··· Listed records

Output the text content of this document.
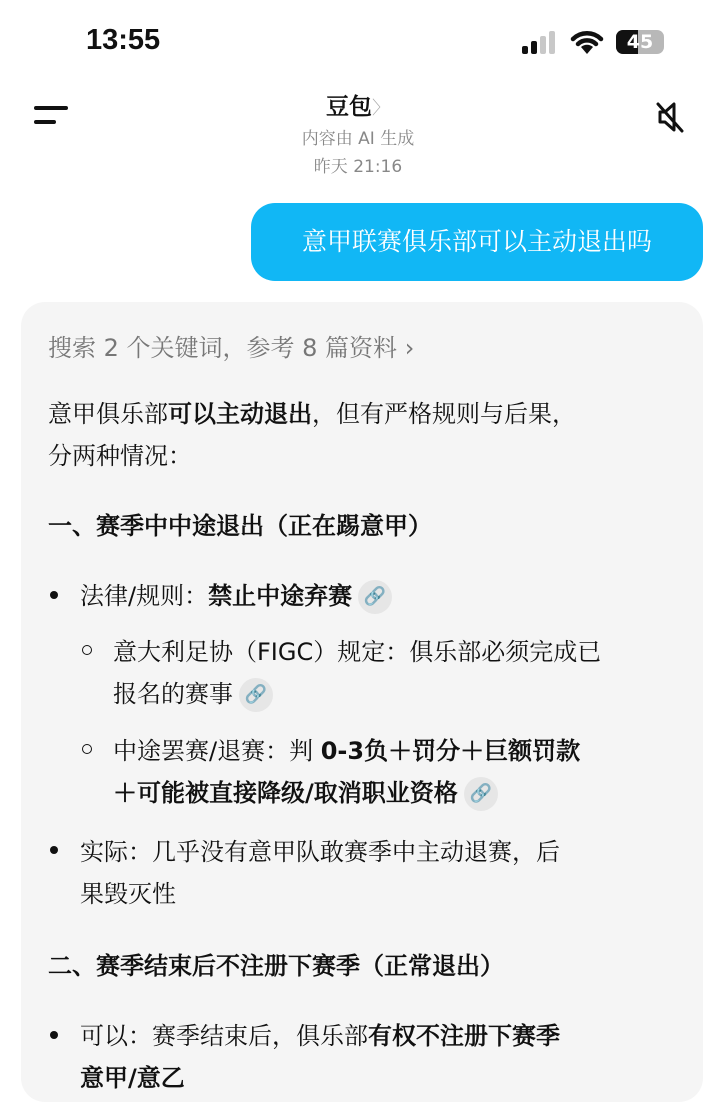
13:55	45
豆包〉
内容由 AI 生成
昨天 21:16
意甲联赛俱乐部可以主动退出吗
搜索 2 个关键词，参考 8 篇资料 ›
意甲俱乐部可以主动退出，但有严格规则与后果，
分两种情况：
一、赛季中中途退出（正在踢意甲）
法律/规则：禁止中途弃赛 🔗
意大利足协（FIGC）规定：俱乐部必须完成已
报名的赛事 🔗
中途罢赛/退赛：判 0-3负＋罚分＋巨额罚款
＋可能被直接降级/取消职业资格 🔗
实际：几乎没有意甲队敢赛季中主动退赛，后
果毁灭性
二、赛季结束后不注册下赛季（正常退出）
可以：赛季结束后，俱乐部有权不注册下赛季
意甲/意乙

······

* Request
All of the material above should be reproduced exactly, except the pictures.

* Exercise result
Output the text content of this document.
13:55	45
豆包〉
内容由 AI 生成
昨天 21:16
意甲联赛俱乐部可以主动退出吗
搜索 2 个关键词，参考 8 篇资料 ›
意甲俱乐部可以主动退出，但有严格规则与后果，
分两种情况：
一、赛季中中途退出（正在踢意甲）
法律/规则：禁止中途弃赛 🔗
意大利足协（FIGC）规定：俱乐部必须完成已
报名的赛事 🔗
中途罢赛/退赛：判 0-3负＋罚分＋巨额罚款
＋可能被直接降级/取消职业资格 🔗
实际：几乎没有意甲队敢赛季中主动退赛，后
果毁灭性
二、赛季结束后不注册下赛季（正常退出）
可以：赛季结束后，俱乐部有权不注册下赛季
意甲/意乙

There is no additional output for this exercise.